***** INFORMATION GIVEN
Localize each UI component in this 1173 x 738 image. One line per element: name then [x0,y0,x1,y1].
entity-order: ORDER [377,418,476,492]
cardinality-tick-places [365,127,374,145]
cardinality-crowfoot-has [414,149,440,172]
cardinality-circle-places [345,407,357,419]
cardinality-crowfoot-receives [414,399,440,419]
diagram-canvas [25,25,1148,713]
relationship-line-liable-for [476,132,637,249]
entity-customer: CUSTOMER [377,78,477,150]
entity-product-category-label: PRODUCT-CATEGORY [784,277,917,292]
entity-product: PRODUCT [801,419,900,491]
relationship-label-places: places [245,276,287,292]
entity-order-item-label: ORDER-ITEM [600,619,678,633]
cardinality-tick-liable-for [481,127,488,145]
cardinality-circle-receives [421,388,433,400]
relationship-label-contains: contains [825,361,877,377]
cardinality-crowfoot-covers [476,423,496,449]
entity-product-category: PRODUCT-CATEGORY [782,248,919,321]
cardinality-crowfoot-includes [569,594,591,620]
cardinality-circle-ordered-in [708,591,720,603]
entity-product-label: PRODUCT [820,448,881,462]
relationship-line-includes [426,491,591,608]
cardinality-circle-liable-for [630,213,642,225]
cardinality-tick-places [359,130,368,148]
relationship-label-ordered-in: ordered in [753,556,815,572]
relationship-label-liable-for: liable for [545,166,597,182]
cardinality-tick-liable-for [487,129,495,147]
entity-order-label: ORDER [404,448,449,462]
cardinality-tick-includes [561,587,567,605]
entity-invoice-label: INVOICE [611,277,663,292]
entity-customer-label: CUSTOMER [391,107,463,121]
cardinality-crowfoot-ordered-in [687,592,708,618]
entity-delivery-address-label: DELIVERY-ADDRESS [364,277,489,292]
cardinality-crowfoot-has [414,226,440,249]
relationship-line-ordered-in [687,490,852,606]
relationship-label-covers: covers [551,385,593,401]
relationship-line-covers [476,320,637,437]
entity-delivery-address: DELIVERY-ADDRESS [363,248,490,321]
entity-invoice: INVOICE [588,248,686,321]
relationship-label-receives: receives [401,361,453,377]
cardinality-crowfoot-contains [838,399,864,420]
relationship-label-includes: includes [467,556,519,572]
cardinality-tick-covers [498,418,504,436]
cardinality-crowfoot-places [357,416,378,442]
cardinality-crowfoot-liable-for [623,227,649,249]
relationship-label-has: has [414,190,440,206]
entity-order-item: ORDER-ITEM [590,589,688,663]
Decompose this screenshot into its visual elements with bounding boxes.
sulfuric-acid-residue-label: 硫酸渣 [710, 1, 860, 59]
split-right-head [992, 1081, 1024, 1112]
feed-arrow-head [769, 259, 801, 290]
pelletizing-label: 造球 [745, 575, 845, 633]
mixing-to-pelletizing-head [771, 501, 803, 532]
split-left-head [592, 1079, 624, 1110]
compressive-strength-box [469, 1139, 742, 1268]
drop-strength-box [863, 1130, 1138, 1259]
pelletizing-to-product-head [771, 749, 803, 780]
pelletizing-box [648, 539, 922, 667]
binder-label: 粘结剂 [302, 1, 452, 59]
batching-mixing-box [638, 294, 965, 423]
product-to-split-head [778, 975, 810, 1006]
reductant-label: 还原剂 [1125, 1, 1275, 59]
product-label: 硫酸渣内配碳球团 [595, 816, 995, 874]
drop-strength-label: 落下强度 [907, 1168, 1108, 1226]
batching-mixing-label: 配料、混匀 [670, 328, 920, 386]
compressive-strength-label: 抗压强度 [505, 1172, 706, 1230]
**********
=== WHAT TO WORK ON ===
Print the data above, starting from its first line and continuing through the line that contains "cardinality-crowfoot-has [414,149,440,172]", with both of those lines included. Reproduce each line without any change.

=== TASK OUTPUT ===
Localize each UI component in this 1173 x 738 image. One line per element: name then [x0,y0,x1,y1].
entity-order: ORDER [377,418,476,492]
cardinality-tick-places [365,127,374,145]
cardinality-crowfoot-has [414,149,440,172]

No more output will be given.